+++ Records provided +++

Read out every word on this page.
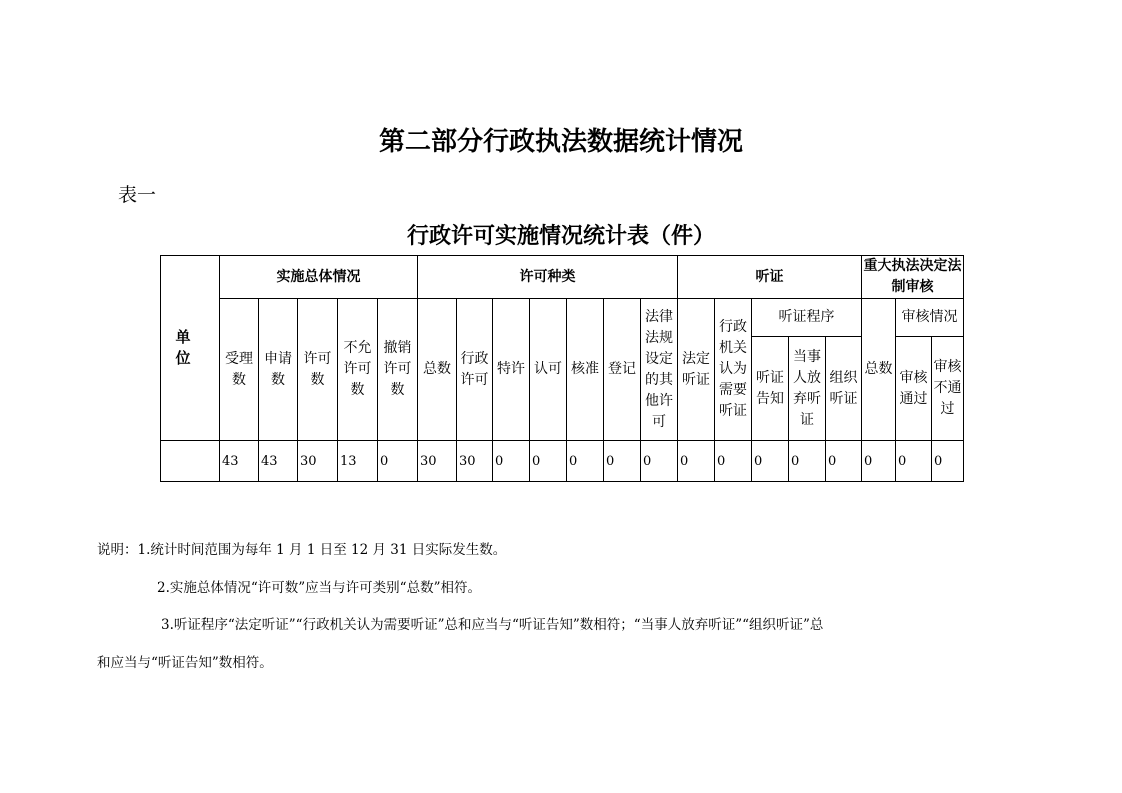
第二部分行政执法数据统计情况
表一
行政许可实施情况统计表（件）
单 位	实施总体情况					许可种类							听证					重大执法决定法制审核		
	受理数	申请数	许可数	不允许可数	撤销许可数	总数	行政许可	特许	认可	核准	登记	法律法规设定的其他许可	法定听证	行政机关认为需要听证	听证程序			总数	审核情况	
															听证告知	当事人放弃听证	组织听证		审核通过	审核不通过
	43	43	30	13	0	30	30	0	0	0	0	0	0	0	0	0	0	0	0	0
说明：1.统计时间范围为每年 1 月 1 日至 12 月 31 日实际发生数。
2.实施总体情况“许可数”应当与许可类别“总数”相符。
3.听证程序“法定听证”“行政机关认为需要听证”总和应当与“听证告知”数相符；“当事人放弃听证”“组织听证”总
和应当与“听证告知”数相符。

+++

= Task objective =
A faithful copy of the records above is needed, with the pictures left out.

= Written response =
Read out every word on this page.
第二部分行政执法数据统计情况
表一
行政许可实施情况统计表（件）
单 位	实施总体情况					许可种类							听证					重大执法决定法制审核		
	受理数	申请数	许可数	不允许可数	撤销许可数	总数	行政许可	特许	认可	核准	登记	法律法规设定的其他许可	法定听证	行政机关认为需要听证	听证程序			总数	审核情况	
															听证告知	当事人放弃听证	组织听证		审核通过	审核不通过
	43	43	30	13	0	30	30	0	0	0	0	0	0	0	0	0	0	0	0	0
说明：1.统计时间范围为每年 1 月 1 日至 12 月 31 日实际发生数。
2.实施总体情况“许可数”应当与许可类别“总数”相符。
3.听证程序“法定听证”“行政机关认为需要听证”总和应当与“听证告知”数相符；“当事人放弃听证”“组织听证”总
和应当与“听证告知”数相符。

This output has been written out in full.